• [DATA EXTRACT]
┏━━

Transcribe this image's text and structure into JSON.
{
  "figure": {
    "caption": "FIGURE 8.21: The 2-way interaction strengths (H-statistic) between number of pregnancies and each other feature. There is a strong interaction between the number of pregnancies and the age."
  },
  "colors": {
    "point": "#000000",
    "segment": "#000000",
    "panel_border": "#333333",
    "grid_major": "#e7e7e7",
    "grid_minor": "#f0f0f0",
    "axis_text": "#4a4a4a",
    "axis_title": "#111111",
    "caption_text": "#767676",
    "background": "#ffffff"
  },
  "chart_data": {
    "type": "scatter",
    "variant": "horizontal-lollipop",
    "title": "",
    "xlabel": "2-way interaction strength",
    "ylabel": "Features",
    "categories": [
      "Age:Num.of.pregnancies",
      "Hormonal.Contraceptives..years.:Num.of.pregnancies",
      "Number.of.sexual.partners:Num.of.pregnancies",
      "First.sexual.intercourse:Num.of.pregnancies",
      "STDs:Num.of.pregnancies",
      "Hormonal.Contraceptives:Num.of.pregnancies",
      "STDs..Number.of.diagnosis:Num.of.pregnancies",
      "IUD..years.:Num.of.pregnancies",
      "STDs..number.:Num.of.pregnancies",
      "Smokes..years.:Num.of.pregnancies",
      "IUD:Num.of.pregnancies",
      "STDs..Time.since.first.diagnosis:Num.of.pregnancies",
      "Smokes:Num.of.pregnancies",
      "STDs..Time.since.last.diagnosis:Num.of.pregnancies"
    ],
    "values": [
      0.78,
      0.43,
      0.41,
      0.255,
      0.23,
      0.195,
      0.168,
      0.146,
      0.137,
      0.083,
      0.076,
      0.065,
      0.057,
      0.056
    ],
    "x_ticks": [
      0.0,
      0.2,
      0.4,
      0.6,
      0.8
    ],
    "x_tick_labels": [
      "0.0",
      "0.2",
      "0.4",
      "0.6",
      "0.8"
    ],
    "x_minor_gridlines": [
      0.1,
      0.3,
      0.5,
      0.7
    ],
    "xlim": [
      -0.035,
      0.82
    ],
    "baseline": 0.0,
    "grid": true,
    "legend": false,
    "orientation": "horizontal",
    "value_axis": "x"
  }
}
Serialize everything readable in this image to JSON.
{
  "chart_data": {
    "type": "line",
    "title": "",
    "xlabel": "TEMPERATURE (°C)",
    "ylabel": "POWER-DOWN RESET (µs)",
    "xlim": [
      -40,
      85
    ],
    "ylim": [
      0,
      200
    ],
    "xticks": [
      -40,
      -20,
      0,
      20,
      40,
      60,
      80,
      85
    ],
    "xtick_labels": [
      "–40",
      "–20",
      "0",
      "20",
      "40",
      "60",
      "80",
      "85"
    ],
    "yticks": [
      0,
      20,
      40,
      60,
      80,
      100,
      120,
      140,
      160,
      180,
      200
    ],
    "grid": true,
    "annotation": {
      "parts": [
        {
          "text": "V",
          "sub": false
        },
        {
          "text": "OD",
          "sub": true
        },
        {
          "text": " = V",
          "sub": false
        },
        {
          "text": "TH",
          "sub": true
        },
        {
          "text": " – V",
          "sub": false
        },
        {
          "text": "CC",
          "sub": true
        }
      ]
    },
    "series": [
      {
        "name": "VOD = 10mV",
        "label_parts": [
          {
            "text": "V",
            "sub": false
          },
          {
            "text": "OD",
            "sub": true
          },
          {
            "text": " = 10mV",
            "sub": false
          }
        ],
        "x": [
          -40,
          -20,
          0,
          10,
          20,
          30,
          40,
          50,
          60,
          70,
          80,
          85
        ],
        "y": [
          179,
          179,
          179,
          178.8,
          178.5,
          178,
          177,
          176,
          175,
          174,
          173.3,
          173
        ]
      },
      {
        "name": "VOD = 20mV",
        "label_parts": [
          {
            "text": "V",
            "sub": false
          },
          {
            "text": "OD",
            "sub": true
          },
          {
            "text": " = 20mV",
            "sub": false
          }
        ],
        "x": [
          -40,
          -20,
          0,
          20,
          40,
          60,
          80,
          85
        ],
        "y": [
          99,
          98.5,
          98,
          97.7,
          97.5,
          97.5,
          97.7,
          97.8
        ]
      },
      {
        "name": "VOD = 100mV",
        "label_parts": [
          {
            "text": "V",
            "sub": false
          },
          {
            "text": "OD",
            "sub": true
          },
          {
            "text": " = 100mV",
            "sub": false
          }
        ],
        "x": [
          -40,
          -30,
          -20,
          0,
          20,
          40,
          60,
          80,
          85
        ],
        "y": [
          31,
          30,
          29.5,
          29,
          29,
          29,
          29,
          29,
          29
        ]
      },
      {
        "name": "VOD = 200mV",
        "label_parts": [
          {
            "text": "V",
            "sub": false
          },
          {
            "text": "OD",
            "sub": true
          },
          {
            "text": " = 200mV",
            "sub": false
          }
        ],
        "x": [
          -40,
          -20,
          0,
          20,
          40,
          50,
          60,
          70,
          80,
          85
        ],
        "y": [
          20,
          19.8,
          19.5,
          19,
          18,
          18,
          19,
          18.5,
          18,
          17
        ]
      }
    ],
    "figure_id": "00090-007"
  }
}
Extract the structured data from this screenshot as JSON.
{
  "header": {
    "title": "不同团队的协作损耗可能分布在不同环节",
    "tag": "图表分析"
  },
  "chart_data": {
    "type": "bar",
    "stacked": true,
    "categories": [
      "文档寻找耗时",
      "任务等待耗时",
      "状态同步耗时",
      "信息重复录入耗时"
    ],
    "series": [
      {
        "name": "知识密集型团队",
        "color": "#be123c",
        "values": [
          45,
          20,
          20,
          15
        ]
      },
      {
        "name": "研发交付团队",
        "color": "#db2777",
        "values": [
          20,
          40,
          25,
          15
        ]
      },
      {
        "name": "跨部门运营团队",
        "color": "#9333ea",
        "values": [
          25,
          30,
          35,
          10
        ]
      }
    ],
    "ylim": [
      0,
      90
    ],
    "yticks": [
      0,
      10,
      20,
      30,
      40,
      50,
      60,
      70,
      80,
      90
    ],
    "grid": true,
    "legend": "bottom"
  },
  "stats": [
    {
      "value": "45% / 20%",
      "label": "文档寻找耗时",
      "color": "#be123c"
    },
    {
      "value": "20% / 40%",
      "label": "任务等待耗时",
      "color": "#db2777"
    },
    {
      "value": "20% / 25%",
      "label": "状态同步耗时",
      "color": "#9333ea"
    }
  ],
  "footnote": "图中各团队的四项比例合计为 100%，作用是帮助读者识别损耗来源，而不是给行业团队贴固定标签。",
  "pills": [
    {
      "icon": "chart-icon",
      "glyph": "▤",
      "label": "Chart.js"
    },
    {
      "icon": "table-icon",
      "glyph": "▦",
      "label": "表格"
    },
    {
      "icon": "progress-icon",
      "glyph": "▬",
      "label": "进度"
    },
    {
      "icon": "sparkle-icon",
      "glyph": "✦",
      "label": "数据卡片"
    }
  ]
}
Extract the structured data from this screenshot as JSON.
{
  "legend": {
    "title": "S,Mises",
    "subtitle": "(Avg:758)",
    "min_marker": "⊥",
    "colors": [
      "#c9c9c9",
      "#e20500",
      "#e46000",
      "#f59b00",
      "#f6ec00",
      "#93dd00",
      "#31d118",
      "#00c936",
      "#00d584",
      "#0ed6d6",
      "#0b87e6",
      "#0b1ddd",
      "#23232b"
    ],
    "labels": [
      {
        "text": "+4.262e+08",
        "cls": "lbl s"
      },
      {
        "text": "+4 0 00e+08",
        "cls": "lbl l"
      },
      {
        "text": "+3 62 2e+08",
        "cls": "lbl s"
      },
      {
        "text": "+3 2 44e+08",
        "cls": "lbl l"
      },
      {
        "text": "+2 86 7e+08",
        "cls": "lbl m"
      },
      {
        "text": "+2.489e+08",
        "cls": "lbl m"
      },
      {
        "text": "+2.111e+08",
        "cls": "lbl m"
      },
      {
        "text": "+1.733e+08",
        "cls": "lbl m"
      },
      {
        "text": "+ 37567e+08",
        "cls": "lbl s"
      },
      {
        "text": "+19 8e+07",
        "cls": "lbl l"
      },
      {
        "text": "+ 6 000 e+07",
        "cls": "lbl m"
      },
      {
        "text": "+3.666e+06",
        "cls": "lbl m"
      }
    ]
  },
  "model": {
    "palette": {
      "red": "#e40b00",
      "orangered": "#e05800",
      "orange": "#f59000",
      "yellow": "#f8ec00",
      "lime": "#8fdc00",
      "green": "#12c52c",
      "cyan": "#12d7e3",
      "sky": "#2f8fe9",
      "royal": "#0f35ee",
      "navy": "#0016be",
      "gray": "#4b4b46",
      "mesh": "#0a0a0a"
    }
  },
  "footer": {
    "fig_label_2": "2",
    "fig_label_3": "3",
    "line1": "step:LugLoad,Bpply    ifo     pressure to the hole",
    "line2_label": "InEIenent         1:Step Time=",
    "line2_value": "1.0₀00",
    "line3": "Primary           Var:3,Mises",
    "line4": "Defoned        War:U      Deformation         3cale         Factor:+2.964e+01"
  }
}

┗━━

• [REQUEST] Collect each line of the entries that has the word "name", copying it in full.

• [EXERCISE OUTPUT]
        "name": "VOD = 10mV",
        "name": "VOD = 20mV",
        "name": "VOD = 100mV",
        "name": "VOD = 200mV",
        "name": "知识密集型团队",
        "name": "研发交付团队",
        "name": "跨部门运营团队",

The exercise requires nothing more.